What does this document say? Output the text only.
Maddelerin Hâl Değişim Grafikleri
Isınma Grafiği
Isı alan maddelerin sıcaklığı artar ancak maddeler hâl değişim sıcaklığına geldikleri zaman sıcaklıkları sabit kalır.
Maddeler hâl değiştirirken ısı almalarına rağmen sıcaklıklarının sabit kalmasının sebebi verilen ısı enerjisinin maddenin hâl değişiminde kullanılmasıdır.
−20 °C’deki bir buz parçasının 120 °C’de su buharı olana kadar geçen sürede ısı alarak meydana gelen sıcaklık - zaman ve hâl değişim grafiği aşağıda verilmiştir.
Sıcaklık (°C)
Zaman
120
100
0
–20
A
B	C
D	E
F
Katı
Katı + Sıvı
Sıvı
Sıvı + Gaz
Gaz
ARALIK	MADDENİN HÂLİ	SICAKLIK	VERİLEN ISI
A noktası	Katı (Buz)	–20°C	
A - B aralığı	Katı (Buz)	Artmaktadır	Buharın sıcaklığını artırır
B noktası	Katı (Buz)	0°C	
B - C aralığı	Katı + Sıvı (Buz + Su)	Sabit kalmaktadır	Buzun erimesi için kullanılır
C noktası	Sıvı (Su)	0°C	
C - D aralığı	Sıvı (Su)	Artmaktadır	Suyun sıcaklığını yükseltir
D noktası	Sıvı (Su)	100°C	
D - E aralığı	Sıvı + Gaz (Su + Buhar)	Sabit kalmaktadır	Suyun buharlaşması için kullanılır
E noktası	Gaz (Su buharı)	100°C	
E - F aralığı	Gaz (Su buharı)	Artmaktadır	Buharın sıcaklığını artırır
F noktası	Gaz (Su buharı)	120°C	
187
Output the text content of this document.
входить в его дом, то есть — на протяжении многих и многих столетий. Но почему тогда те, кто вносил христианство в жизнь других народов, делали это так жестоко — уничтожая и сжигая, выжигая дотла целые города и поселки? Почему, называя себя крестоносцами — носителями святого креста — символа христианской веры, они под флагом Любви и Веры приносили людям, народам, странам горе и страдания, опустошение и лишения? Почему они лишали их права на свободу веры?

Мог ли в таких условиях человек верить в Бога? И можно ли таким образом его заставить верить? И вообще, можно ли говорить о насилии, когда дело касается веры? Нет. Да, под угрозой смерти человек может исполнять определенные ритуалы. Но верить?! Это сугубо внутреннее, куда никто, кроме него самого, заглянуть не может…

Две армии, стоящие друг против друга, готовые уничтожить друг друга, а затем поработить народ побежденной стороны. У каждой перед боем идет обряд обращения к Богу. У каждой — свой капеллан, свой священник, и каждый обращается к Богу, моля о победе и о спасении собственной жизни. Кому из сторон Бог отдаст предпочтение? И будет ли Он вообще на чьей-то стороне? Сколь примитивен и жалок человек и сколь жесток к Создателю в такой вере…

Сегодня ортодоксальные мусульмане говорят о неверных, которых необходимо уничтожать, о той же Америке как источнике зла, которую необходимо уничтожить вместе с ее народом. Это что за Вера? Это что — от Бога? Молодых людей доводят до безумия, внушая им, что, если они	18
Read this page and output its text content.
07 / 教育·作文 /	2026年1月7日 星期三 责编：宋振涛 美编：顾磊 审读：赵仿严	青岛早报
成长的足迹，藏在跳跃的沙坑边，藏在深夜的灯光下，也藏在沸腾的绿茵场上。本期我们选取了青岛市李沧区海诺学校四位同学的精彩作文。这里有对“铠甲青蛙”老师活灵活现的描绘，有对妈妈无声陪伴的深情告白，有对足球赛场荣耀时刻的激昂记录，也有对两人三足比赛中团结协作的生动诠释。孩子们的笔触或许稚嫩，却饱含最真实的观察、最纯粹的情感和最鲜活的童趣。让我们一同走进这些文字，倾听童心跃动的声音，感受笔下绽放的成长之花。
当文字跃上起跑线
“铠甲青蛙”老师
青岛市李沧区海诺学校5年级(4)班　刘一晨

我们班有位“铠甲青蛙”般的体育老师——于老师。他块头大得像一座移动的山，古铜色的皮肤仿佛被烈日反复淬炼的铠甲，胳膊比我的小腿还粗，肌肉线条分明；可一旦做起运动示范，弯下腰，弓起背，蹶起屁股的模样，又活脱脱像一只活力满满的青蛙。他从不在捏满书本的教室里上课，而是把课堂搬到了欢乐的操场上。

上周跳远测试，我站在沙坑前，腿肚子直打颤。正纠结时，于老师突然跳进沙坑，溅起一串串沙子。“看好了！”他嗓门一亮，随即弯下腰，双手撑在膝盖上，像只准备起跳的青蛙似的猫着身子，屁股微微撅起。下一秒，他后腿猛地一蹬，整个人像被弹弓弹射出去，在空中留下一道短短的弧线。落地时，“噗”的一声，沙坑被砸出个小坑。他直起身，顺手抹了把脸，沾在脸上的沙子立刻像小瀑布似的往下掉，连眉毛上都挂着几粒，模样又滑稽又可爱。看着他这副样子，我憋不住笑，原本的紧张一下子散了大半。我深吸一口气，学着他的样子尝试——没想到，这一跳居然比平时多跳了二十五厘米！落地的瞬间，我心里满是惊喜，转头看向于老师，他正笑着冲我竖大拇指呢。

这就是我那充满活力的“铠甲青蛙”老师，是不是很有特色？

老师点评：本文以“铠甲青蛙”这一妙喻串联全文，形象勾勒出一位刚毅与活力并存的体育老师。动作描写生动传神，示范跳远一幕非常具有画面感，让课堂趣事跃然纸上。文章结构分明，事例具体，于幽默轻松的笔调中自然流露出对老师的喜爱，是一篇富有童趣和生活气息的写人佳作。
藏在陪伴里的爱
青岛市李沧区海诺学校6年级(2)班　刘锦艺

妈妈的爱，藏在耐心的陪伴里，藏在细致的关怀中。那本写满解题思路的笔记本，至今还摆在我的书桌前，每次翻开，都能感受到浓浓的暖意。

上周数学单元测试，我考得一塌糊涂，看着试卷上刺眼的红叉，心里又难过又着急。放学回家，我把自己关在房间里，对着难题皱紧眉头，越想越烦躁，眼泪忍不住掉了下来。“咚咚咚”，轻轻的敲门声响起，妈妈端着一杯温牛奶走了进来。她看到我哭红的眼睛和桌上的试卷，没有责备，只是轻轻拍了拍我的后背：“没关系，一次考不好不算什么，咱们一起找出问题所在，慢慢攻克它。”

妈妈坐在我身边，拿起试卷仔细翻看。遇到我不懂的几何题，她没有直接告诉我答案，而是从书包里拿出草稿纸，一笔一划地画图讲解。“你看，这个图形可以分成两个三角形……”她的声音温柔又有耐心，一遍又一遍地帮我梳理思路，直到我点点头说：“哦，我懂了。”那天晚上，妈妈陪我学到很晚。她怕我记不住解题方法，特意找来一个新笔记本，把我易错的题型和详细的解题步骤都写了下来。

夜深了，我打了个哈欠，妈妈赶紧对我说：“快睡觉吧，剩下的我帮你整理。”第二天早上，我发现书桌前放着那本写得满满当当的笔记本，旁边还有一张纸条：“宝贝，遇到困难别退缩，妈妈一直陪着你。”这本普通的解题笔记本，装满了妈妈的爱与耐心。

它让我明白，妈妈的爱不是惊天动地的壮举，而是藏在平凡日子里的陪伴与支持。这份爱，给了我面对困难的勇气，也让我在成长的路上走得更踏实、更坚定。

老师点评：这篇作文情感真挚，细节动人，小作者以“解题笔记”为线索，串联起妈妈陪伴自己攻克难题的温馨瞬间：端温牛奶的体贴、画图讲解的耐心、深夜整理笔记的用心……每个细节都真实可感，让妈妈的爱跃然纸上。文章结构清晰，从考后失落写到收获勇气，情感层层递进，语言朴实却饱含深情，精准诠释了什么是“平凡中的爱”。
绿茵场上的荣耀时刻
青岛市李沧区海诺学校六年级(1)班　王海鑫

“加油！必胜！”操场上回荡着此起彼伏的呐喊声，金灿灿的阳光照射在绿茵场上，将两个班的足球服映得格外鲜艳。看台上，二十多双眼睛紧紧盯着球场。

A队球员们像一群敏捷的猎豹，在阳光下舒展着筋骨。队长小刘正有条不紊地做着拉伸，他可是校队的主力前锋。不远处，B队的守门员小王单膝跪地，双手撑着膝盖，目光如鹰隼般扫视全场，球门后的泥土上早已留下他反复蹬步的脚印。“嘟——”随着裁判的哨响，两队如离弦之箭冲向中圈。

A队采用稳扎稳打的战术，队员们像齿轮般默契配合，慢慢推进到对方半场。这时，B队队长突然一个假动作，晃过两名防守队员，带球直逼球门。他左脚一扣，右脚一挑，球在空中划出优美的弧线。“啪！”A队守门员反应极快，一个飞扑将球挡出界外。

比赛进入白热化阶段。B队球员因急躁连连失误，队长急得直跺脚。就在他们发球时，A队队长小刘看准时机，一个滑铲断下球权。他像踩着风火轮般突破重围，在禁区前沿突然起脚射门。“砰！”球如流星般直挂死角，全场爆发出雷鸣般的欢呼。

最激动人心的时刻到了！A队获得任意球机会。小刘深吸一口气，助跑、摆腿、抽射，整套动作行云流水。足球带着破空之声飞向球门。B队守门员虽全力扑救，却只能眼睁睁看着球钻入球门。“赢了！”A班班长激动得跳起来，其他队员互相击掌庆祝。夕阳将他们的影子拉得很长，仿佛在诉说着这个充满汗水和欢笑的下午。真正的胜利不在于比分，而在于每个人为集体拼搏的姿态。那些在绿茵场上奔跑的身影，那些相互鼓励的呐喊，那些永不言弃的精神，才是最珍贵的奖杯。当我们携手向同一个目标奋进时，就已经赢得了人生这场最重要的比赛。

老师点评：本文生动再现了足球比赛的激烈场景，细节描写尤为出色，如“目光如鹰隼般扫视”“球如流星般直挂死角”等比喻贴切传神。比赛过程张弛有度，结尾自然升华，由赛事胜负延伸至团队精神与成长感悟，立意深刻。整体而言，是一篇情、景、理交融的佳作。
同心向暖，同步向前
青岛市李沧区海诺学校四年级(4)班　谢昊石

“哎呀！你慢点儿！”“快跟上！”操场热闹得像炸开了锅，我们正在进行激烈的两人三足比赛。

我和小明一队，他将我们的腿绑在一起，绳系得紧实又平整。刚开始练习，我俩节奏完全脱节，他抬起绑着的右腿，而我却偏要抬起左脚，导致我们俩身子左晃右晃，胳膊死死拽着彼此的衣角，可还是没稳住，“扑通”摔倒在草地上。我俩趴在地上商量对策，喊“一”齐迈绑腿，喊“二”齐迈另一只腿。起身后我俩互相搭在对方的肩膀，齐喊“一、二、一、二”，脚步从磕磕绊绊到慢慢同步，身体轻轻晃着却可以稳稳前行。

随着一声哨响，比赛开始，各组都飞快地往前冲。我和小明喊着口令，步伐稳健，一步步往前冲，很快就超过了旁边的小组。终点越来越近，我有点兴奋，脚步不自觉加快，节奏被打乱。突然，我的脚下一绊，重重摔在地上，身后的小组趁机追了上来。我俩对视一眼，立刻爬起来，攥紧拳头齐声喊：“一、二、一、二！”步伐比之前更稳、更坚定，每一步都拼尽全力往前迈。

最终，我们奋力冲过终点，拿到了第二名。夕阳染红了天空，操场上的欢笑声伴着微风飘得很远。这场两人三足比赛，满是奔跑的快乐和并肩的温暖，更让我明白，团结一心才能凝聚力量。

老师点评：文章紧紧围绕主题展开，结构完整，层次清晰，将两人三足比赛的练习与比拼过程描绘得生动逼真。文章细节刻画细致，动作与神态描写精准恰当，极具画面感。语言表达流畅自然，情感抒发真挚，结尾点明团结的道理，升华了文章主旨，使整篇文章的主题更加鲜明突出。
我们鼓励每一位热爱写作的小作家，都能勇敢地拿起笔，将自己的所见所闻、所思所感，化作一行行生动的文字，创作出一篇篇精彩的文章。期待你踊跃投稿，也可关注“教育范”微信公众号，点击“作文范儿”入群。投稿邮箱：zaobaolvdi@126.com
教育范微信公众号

###

== SET TASK ==
Going through the data, tally the lines containing "Katı" and report only the result.

== ANSWER TO THIS TASK ==
6